↓↓↓
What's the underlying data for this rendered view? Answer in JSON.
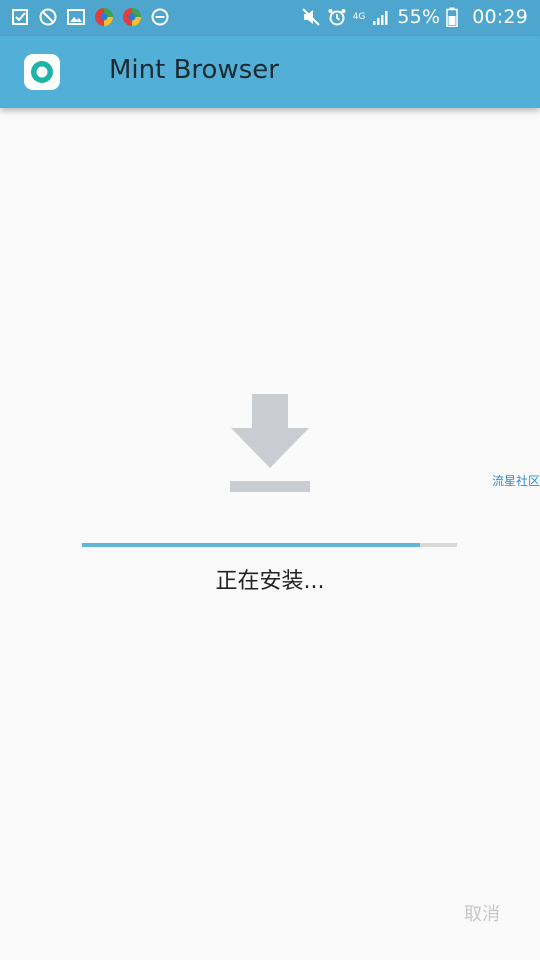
{
  "status_bar": {
    "battery": "55%",
    "time": "00:29",
    "network": "4G",
    "icons_left": [
      "tasks-icon",
      "blocked-icon",
      "gallery-icon",
      "app-badge-icon",
      "app-badge-icon",
      "dnd-icon"
    ],
    "icons_right": [
      "mute-icon",
      "alarm-icon",
      "signal-icon",
      "battery-icon"
    ]
  },
  "app_bar": {
    "title": "Mint Browser",
    "logo": "mint-browser-logo"
  },
  "side_link": "流星社区",
  "install": {
    "progress": 0.9,
    "status_text": "正在安装..."
  },
  "actions": {
    "cancel_label": "取消"
  },
  "colors": {
    "status_bar": "#4ea6cf",
    "app_bar": "#52b0d8",
    "progress_fill": "#5fb6db",
    "progress_track": "#d9d9d9",
    "download_icon": "#c9cdd2"
  }
}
↑↑↑
### Requirements
Restate the data above exactly, stripping out each image.

### Result below
What's the underlying data for this rendered view? Answer in JSON.
{
  "status_bar": {
    "battery": "55%",
    "time": "00:29",
    "network": "4G",
    "icons_left": [
      "tasks-icon",
      "blocked-icon",
      "gallery-icon",
      "app-badge-icon",
      "app-badge-icon",
      "dnd-icon"
    ],
    "icons_right": [
      "mute-icon",
      "alarm-icon",
      "signal-icon",
      "battery-icon"
    ]
  },
  "app_bar": {
    "title": "Mint Browser",
    "logo": "mint-browser-logo"
  },
  "side_link": "流星社区",
  "install": {
    "progress": 0.9,
    "status_text": "正在安装..."
  },
  "actions": {
    "cancel_label": "取消"
  },
  "colors": {
    "status_bar": "#4ea6cf",
    "app_bar": "#52b0d8",
    "progress_fill": "#5fb6db",
    "progress_track": "#d9d9d9",
    "download_icon": "#c9cdd2"
  }
}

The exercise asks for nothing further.